Short exercise:
Among the entries below, count the lines where the string "OWNER" occurs, and give only the number.

--- begin ---

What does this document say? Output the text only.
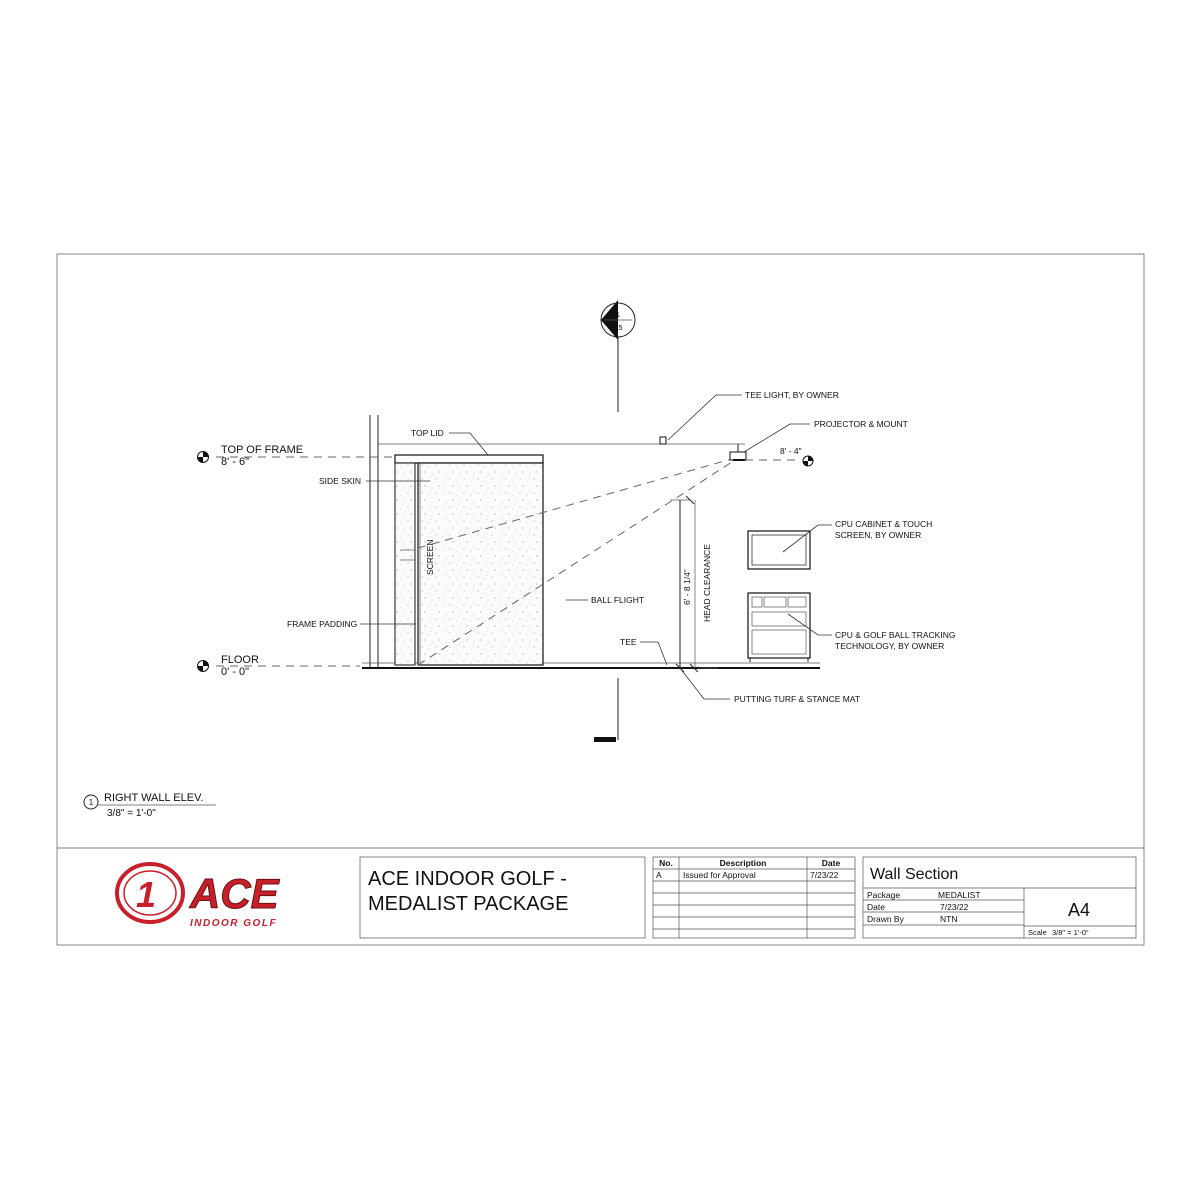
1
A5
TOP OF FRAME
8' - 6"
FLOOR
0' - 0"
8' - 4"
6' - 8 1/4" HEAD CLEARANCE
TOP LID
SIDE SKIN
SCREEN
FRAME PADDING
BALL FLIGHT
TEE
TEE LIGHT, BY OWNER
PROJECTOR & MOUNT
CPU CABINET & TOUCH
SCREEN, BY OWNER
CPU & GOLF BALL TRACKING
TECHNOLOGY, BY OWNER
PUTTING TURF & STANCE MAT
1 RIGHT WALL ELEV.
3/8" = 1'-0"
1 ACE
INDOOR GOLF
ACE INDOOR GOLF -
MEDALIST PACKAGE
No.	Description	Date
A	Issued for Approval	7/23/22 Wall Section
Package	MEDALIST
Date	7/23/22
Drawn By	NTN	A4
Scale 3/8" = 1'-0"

--- end ---
--- begin ---

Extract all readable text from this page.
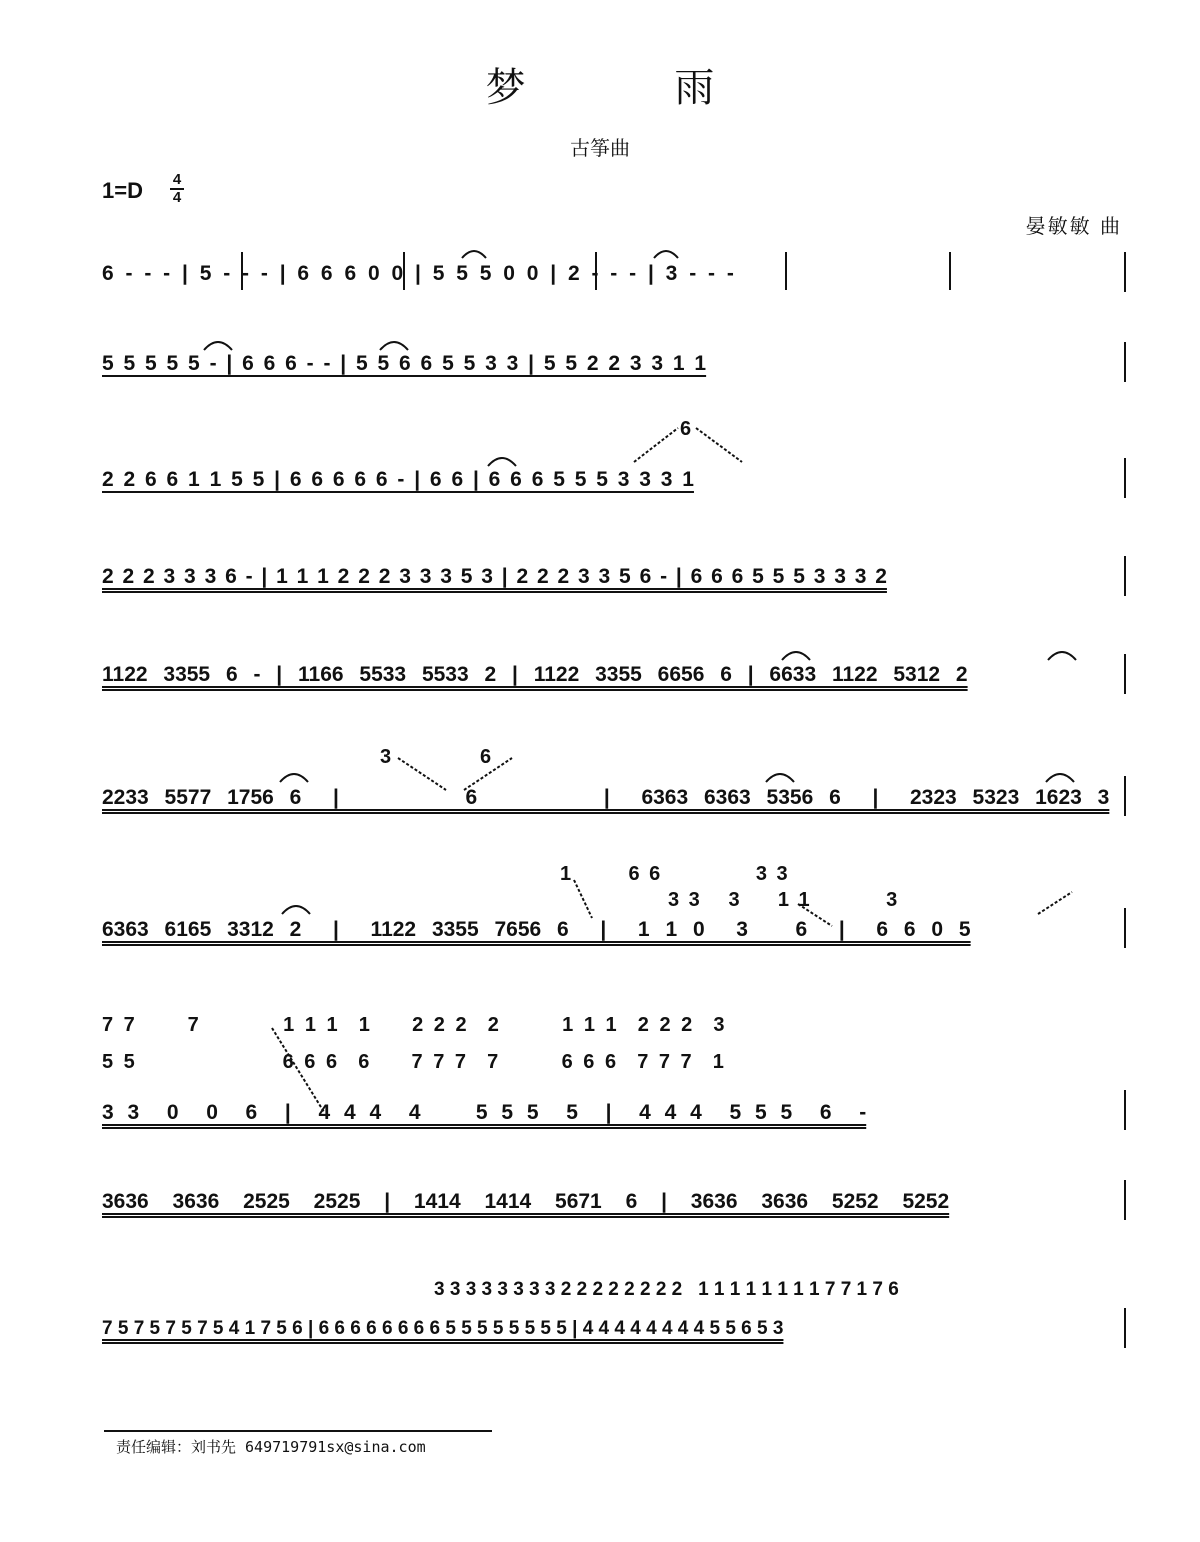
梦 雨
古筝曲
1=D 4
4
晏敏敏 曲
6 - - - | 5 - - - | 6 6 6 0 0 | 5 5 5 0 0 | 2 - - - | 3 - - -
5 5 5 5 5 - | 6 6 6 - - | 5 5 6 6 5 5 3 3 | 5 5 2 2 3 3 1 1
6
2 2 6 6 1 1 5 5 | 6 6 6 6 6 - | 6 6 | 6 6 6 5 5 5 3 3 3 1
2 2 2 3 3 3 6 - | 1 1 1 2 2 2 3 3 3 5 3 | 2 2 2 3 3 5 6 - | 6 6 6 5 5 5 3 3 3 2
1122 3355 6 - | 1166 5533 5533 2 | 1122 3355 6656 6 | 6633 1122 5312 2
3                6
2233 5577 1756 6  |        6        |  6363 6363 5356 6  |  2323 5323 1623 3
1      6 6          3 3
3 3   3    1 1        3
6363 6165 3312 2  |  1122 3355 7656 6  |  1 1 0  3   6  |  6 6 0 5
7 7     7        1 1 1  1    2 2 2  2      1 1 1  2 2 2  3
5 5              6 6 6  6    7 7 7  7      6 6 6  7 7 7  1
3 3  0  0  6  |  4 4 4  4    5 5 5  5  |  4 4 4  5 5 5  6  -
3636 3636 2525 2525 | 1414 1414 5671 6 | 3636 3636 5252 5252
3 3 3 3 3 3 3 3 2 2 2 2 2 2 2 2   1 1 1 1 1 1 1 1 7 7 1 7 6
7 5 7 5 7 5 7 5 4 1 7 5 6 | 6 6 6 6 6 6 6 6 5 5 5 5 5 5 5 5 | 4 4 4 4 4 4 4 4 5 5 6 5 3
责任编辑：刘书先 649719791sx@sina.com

--- end ---
--- begin ---

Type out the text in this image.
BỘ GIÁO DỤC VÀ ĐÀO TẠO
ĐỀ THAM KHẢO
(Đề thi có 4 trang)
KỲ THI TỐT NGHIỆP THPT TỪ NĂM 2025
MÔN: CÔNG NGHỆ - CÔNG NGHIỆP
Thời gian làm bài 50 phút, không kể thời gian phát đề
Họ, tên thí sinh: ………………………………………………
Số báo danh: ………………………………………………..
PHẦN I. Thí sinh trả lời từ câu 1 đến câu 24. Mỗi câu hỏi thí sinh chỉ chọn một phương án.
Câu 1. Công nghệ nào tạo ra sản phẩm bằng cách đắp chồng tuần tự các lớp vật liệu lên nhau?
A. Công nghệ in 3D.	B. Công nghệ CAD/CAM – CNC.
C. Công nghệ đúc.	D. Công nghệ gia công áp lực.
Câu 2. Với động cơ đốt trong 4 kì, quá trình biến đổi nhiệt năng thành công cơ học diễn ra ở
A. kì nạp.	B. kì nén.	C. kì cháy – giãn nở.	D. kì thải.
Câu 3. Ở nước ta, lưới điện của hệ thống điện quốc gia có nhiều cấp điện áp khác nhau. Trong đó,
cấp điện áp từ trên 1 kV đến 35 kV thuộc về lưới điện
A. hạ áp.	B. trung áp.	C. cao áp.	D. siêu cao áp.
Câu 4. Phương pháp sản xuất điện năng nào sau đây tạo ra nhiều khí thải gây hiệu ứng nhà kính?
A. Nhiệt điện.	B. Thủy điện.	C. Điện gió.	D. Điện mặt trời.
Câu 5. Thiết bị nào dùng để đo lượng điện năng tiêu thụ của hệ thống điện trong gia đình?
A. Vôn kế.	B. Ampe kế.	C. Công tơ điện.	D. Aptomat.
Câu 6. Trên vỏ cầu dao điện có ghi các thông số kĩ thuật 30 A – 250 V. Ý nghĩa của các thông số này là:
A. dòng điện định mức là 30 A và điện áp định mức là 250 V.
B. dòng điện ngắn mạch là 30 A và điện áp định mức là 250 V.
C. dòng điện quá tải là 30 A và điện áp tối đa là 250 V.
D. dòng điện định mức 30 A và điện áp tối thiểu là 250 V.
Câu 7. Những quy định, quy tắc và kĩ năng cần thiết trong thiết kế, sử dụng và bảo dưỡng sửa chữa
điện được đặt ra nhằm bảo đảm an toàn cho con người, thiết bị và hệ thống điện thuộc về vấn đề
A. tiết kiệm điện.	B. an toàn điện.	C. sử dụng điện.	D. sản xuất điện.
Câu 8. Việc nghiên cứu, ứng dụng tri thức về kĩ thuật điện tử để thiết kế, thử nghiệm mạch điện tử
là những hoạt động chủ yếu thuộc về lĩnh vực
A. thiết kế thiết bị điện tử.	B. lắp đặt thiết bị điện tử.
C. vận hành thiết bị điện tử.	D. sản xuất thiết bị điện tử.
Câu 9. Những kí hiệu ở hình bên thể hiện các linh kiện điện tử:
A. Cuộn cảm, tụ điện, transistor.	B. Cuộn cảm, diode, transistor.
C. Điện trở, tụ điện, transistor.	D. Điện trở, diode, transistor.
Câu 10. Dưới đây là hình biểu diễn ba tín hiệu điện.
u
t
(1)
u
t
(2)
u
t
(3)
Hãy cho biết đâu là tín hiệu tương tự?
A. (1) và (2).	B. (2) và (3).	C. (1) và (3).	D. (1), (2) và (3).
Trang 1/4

--- end ---

Written reply:
3